*PROBLEM*.
Review the listing and copy each line that holds the word "adorace".

-=-=-

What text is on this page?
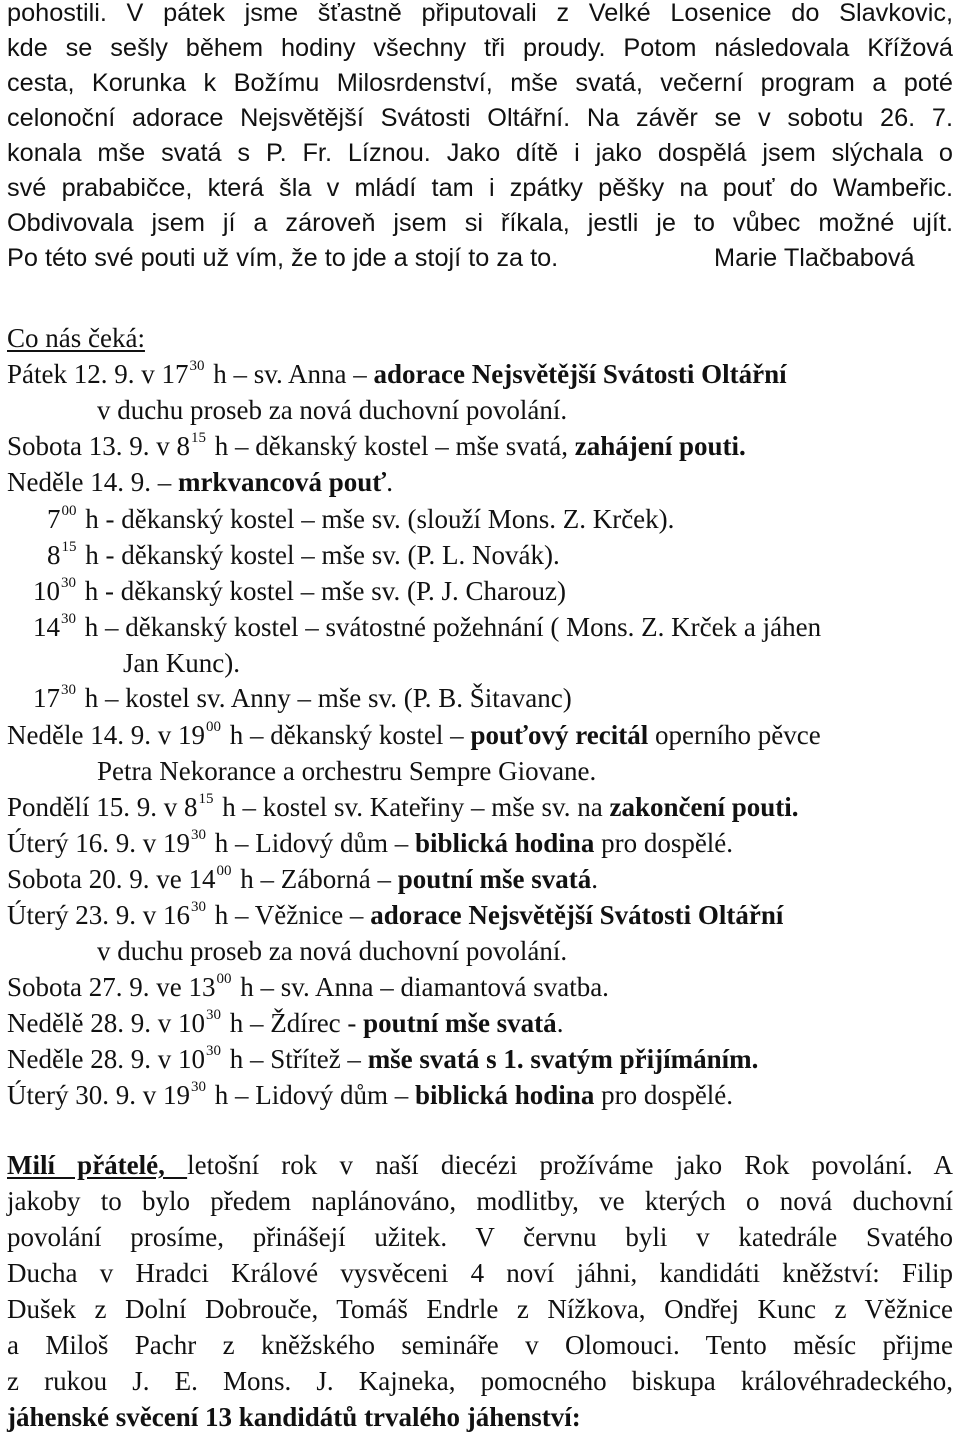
pohostili. V pátek jsme šťastně připutovali z Velké Losenice do Slavkovic,
kde se sešly během hodiny všechny tři proudy. Potom následovala Křížová
cesta, Korunka k Božímu Milosrdenství, mše svatá, večerní program a poté
celonoční adorace Nejsvětější Svátosti Oltářní. Na závěr se v sobotu 26. 7.
konala mše svatá s P. Fr. Líznou. Jako dítě i jako dospělá jsem slýchala o
své prababičce, která šla v mládí tam i zpátky pěšky na pouť do Wambeřic.
Obdivovala jsem jí a zároveň jsem si říkala, jestli je to vůbec možné ujít.
Po této své pouti už vím, že to jde a stojí to za to.	Marie Tlačbabová
Co nás čeká:
Pátek 12. 9. v $17^{30}$ h – sv. Anna – adorace Nejsvětější Svátosti Oltářní
v duchu proseb za nová duchovní povolání.
Sobota 13. 9. v $8^{15}$ h – děkanský kostel – mše svatá, zahájení pouti.
Neděle 14. 9. – mrkvancová pouť.
$7^{00}$ h - děkanský kostel – mše sv. (slouží Mons. Z. Krček).
$8^{15}$ h - děkanský kostel – mše sv. (P. L. Novák).
$10^{30}$ h - děkanský kostel – mše sv. (P. J. Charouz)
$14^{30}$ h – děkanský kostel – svátostné požehnání ( Mons. Z. Krček a jáhen
Jan Kunc).
$17^{30}$ h – kostel sv. Anny – mše sv. (P. B. Šitavanc)
Neděle 14. 9. v $19^{00}$ h – děkanský kostel – pouťový recitál operního pěvce
Petra Nekorance a orchestru Sempre Giovane.
Pondělí 15. 9. v $8^{15}$ h – kostel sv. Kateřiny – mše sv. na zakončení pouti.
Úterý 16. 9. v $19^{30}$ h – Lidový dům – biblická hodina pro dospělé.
Sobota 20. 9. ve $14^{00}$ h – Záborná – poutní mše svatá.
Úterý 23. 9. v $16^{30}$ h – Věžnice – adorace Nejsvětější Svátosti Oltářní
v duchu proseb za nová duchovní povolání.
Sobota 27. 9. ve $13^{00}$ h – sv. Anna – diamantová svatba.
Nedělě 28. 9. v $10^{30}$ h – Ždírec - poutní mše svatá.
Neděle 28. 9. v $10^{30}$ h – Střítež – mše svatá s 1. svatým přijímáním.
Úterý 30. 9. v $19^{30}$ h – Lidový dům – biblická hodina pro dospělé.
Milí přátelé, letošní rok v naší diecézi prožíváme jako Rok povolání. A
jakoby to bylo předem naplánováno, modlitby, ve kterých o nová duchovní
povolání prosíme, přinášejí užitek. V červnu byli v katedrále Svatého
Ducha v Hradci Králové vysvěceni 4 noví jáhni, kandidáti kněžství: Filip
Dušek z Dolní Dobrouče, Tomáš Endrle z Nížkova, Ondřej Kunc z Věžnice
a Miloš Pachr z kněžského semináře v Olomouci. Tento měsíc přijme
z rukou J. E. Mons. J. Kajneka, pomocného biskupa královéhradeckého,
jáhenské svěcení 13 kandidátů trvalého jáhenství:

-=-=-

*WRITTEN RESPONSE*.
celonoční adorace Nejsvětější Svátosti Oltářní. Na závěr se v sobotu 26. 7.
Pátek 12. 9. v $17^{30}$ h – sv. Anna – adorace Nejsvětější Svátosti Oltářní
Úterý 23. 9. v $16^{30}$ h – Věžnice – adorace Nejsvětější Svátosti Oltářní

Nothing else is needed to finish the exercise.